Required work ->
Exactly as written, print each record in the listing.
'''
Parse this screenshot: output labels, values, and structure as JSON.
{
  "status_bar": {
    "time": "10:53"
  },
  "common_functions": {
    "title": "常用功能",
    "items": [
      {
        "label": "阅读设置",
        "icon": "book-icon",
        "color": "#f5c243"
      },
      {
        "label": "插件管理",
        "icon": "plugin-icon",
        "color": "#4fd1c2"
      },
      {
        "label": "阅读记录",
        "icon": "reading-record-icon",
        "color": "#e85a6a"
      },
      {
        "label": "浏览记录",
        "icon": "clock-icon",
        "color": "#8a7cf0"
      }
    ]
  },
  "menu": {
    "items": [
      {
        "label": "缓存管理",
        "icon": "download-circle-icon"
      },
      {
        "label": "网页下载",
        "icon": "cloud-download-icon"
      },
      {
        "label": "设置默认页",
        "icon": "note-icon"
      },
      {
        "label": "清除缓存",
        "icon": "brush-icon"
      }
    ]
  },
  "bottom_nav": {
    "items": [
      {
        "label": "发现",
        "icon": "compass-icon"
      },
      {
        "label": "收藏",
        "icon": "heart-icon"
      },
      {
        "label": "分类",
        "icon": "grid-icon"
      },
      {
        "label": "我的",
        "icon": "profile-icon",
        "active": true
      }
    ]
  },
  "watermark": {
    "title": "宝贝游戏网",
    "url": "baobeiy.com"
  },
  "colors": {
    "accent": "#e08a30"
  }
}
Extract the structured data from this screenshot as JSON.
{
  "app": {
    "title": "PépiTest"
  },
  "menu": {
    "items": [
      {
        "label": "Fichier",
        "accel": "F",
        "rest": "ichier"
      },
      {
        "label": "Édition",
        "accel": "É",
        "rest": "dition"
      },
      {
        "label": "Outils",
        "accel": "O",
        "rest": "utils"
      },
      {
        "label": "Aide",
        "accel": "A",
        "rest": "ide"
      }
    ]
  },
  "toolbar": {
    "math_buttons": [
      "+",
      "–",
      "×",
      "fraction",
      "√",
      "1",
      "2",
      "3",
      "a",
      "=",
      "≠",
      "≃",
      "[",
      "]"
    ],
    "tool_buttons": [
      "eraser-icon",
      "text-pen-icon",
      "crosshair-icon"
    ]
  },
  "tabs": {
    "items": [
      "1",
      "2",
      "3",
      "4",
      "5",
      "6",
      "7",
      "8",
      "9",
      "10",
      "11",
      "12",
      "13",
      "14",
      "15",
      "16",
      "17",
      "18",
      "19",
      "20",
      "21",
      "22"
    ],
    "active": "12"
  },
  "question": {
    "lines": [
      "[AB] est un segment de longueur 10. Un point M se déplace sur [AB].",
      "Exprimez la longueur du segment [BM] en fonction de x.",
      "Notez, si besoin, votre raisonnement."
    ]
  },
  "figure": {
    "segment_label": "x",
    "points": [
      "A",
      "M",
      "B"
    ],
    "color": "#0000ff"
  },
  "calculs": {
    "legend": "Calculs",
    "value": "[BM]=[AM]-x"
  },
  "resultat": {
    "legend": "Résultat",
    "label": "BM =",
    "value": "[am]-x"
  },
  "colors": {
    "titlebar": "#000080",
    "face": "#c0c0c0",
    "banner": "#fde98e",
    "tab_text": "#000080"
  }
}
'''
Response for this exercise ->
Parse this screenshot: output labels, values, and structure as JSON.
{
  "status_bar": {
    "time": "10:53"
  },
  "common_functions": {
    "title": "常用功能",
    "items": [
      {
        "label": "阅读设置",
        "icon": "book-icon",
        "color": "#f5c243"
      },
      {
        "label": "插件管理",
        "icon": "plugin-icon",
        "color": "#4fd1c2"
      },
      {
        "label": "阅读记录",
        "icon": "reading-record-icon",
        "color": "#e85a6a"
      },
      {
        "label": "浏览记录",
        "icon": "clock-icon",
        "color": "#8a7cf0"
      }
    ]
  },
  "menu": {
    "items": [
      {
        "label": "缓存管理",
        "icon": "download-circle-icon"
      },
      {
        "label": "网页下载",
        "icon": "cloud-download-icon"
      },
      {
        "label": "设置默认页",
        "icon": "note-icon"
      },
      {
        "label": "清除缓存",
        "icon": "brush-icon"
      }
    ]
  },
  "bottom_nav": {
    "items": [
      {
        "label": "发现",
        "icon": "compass-icon"
      },
      {
        "label": "收藏",
        "icon": "heart-icon"
      },
      {
        "label": "分类",
        "icon": "grid-icon"
      },
      {
        "label": "我的",
        "icon": "profile-icon",
        "active": true
      }
    ]
  },
  "watermark": {
    "title": "宝贝游戏网",
    "url": "baobeiy.com"
  },
  "colors": {
    "accent": "#e08a30"
  }
}
Extract the structured data from this screenshot as JSON.
{
  "app": {
    "title": "PépiTest"
  },
  "menu": {
    "items": [
      {
        "label": "Fichier",
        "accel": "F",
        "rest": "ichier"
      },
      {
        "label": "Édition",
        "accel": "É",
        "rest": "dition"
      },
      {
        "label": "Outils",
        "accel": "O",
        "rest": "utils"
      },
      {
        "label": "Aide",
        "accel": "A",
        "rest": "ide"
      }
    ]
  },
  "toolbar": {
    "math_buttons": [
      "+",
      "–",
      "×",
      "fraction",
      "√",
      "1",
      "2",
      "3",
      "a",
      "=",
      "≠",
      "≃",
      "[",
      "]"
    ],
    "tool_buttons": [
      "eraser-icon",
      "text-pen-icon",
      "crosshair-icon"
    ]
  },
  "tabs": {
    "items": [
      "1",
      "2",
      "3",
      "4",
      "5",
      "6",
      "7",
      "8",
      "9",
      "10",
      "11",
      "12",
      "13",
      "14",
      "15",
      "16",
      "17",
      "18",
      "19",
      "20",
      "21",
      "22"
    ],
    "active": "12"
  },
  "question": {
    "lines": [
      "[AB] est un segment de longueur 10. Un point M se déplace sur [AB].",
      "Exprimez la longueur du segment [BM] en fonction de x.",
      "Notez, si besoin, votre raisonnement."
    ]
  },
  "figure": {
    "segment_label": "x",
    "points": [
      "A",
      "M",
      "B"
    ],
    "color": "#0000ff"
  },
  "calculs": {
    "legend": "Calculs",
    "value": "[BM]=[AM]-x"
  },
  "resultat": {
    "legend": "Résultat",
    "label": "BM =",
    "value": "[am]-x"
  },
  "colors": {
    "titlebar": "#000080",
    "face": "#c0c0c0",
    "banner": "#fde98e",
    "tab_text": "#000080"
  }
}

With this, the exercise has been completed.